## Records supplied
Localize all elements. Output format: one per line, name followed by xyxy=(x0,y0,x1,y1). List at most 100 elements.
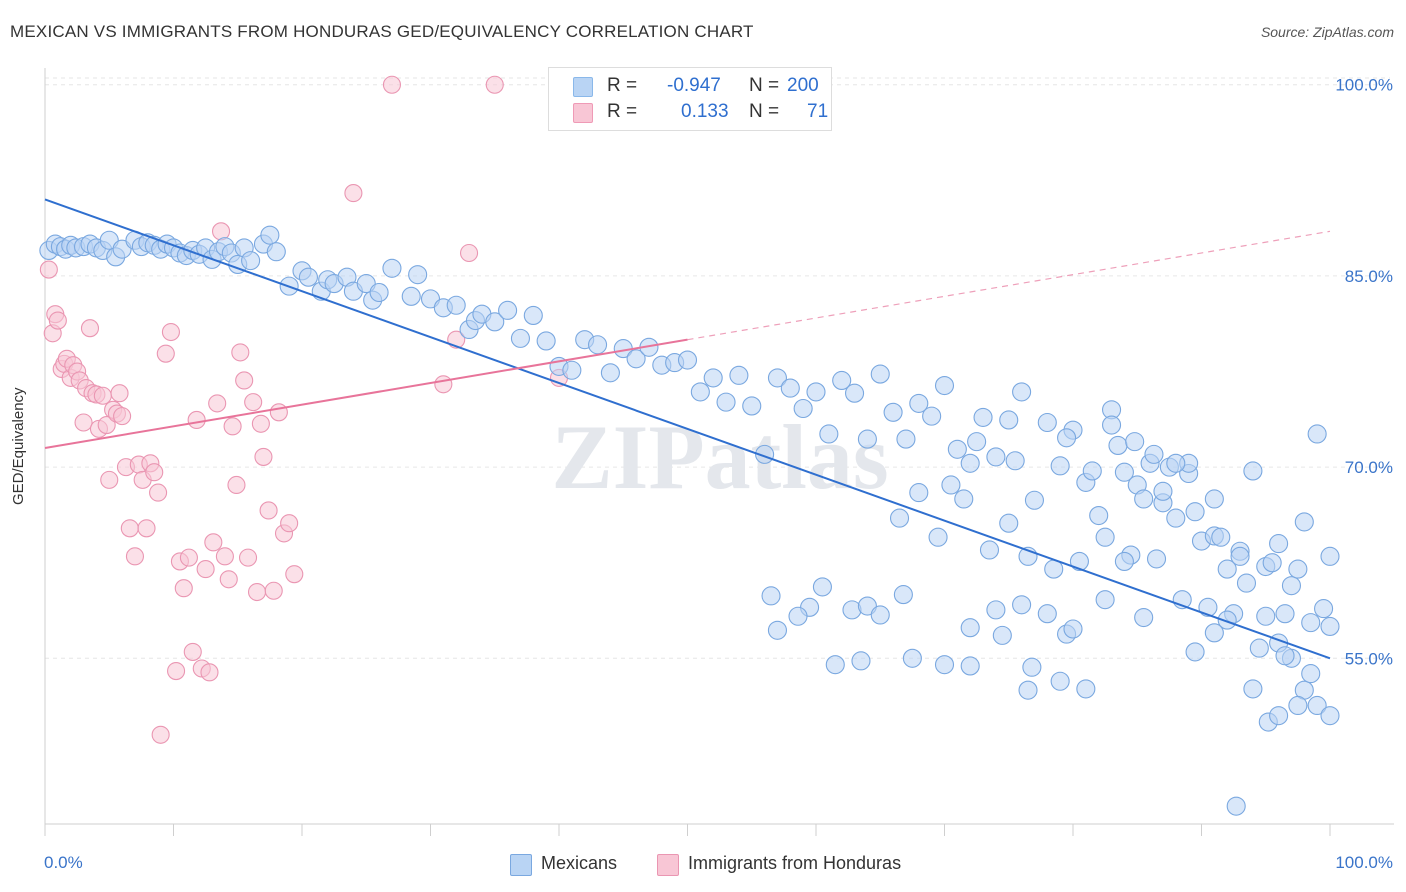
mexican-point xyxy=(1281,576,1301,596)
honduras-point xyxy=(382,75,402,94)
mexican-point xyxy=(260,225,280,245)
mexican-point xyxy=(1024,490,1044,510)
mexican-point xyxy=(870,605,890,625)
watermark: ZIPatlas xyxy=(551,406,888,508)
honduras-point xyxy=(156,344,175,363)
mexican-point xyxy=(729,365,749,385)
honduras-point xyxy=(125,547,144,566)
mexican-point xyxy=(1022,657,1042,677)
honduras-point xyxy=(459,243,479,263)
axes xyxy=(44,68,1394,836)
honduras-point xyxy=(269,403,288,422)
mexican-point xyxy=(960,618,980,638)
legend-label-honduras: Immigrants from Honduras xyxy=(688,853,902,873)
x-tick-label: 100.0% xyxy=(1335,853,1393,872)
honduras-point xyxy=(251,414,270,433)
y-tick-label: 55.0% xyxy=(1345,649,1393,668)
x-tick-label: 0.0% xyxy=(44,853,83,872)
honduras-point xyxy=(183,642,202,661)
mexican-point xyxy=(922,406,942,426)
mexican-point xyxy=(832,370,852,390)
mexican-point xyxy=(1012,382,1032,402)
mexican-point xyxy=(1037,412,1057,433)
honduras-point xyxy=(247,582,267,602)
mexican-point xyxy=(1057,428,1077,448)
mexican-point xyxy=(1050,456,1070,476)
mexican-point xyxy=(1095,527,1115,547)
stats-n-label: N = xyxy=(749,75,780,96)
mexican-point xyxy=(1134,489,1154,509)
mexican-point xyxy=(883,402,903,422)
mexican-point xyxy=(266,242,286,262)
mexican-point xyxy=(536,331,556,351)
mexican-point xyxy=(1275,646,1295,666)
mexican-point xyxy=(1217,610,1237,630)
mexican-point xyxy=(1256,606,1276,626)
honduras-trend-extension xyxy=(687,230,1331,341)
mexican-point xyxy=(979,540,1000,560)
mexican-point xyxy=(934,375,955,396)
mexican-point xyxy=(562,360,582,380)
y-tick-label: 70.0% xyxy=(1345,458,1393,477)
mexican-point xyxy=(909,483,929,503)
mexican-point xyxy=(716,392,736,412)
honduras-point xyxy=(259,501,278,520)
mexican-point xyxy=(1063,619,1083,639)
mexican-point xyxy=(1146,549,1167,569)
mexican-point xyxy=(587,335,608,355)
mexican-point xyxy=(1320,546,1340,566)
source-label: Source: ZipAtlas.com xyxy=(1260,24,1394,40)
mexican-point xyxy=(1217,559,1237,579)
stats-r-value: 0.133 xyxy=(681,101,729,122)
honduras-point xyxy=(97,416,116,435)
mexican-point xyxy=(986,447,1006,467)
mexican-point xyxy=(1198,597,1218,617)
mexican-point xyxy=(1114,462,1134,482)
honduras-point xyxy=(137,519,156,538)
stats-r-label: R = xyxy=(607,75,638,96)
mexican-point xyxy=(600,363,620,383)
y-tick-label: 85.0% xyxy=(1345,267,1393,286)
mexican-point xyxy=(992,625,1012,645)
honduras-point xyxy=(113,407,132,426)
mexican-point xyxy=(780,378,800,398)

## What is being asked
List each line of the listing above in which the string "tick" appears.

## Response to the task
x-tick-label: 100.0% xyxy=(1335,853,1393,872)
y-tick-label: 55.0% xyxy=(1345,649,1393,668)
x-tick-label: 0.0% xyxy=(44,853,83,872)
y-tick-label: 70.0% xyxy=(1345,458,1393,477)
y-tick-label: 85.0% xyxy=(1345,267,1393,286)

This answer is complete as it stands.